* Your task:
Your answer is a single number: the count of lines that contain the string "üzemi".

* Given records:
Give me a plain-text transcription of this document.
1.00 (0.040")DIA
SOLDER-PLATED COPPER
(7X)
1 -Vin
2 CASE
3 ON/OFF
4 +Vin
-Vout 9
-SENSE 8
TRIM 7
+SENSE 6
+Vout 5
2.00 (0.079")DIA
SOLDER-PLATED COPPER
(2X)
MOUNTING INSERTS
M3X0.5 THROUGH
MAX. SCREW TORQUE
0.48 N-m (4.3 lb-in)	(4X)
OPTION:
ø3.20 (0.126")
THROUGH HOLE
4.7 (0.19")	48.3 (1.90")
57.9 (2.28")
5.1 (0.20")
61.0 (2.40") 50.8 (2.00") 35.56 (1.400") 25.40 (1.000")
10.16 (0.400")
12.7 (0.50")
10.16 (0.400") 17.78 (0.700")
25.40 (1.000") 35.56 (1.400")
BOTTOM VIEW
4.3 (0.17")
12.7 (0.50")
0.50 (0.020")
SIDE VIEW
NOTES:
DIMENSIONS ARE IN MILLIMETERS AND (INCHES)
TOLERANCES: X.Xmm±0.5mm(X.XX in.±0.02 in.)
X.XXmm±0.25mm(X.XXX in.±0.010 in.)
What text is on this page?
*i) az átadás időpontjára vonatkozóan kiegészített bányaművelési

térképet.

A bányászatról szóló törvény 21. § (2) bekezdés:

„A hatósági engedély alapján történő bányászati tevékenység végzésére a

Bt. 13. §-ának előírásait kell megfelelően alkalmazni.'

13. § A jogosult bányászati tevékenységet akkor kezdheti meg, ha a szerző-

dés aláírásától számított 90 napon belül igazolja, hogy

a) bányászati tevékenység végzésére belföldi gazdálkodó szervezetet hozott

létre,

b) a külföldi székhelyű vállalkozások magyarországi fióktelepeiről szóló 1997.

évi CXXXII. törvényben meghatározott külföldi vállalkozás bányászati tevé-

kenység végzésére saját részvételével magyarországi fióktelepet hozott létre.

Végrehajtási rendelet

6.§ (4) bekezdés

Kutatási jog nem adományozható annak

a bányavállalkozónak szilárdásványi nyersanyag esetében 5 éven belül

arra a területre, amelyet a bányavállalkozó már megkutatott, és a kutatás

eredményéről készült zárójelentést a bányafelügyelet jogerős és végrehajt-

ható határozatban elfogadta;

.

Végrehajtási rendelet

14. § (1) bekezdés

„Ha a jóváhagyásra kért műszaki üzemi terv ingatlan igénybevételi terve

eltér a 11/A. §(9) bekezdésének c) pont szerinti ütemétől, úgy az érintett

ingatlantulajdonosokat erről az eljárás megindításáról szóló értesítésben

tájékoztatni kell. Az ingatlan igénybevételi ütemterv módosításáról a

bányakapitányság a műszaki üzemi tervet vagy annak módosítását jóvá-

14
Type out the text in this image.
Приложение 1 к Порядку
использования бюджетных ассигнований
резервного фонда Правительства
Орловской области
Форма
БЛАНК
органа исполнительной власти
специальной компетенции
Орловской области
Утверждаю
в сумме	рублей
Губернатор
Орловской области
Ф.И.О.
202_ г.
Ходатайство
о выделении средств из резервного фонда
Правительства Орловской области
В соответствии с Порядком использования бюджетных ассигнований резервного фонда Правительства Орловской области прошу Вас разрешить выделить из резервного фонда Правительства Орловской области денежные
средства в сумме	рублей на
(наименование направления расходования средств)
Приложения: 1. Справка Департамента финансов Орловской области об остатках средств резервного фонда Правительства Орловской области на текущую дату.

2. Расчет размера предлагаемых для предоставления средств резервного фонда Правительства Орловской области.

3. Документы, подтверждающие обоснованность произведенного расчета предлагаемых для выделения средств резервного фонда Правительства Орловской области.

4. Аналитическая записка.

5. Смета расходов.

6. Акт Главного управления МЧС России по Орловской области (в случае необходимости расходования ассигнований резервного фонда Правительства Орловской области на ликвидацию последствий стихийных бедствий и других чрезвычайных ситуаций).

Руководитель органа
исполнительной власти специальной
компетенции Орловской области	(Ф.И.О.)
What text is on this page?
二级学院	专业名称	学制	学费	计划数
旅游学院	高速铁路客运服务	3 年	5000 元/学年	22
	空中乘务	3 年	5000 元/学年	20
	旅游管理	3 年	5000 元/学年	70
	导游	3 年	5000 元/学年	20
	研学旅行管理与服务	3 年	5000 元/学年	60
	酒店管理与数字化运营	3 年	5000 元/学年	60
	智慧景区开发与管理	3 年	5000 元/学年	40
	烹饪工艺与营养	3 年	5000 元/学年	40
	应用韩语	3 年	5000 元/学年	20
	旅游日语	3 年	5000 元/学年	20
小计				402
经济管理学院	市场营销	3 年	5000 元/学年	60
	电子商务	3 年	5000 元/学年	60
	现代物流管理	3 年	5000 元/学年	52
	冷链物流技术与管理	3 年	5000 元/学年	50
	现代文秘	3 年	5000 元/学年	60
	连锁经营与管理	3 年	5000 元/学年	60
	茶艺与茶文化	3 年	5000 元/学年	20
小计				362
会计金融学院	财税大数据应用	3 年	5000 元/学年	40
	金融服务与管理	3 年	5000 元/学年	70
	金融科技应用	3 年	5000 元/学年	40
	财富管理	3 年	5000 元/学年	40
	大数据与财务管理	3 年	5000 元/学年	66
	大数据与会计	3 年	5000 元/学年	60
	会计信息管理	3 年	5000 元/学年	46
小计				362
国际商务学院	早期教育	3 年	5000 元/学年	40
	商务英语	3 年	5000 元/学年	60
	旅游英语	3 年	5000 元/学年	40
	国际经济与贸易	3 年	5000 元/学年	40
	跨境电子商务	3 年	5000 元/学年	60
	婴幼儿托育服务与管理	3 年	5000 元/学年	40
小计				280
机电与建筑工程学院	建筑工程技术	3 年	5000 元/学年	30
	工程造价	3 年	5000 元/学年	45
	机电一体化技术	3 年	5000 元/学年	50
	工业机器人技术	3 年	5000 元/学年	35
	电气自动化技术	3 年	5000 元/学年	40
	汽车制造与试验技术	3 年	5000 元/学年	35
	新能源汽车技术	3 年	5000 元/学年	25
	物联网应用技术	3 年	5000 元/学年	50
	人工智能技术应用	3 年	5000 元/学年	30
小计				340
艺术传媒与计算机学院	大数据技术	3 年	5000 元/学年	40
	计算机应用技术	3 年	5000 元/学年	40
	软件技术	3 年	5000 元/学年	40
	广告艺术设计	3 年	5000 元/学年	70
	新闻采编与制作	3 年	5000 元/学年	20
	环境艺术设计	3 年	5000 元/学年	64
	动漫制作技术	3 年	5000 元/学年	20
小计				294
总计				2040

* Result:
2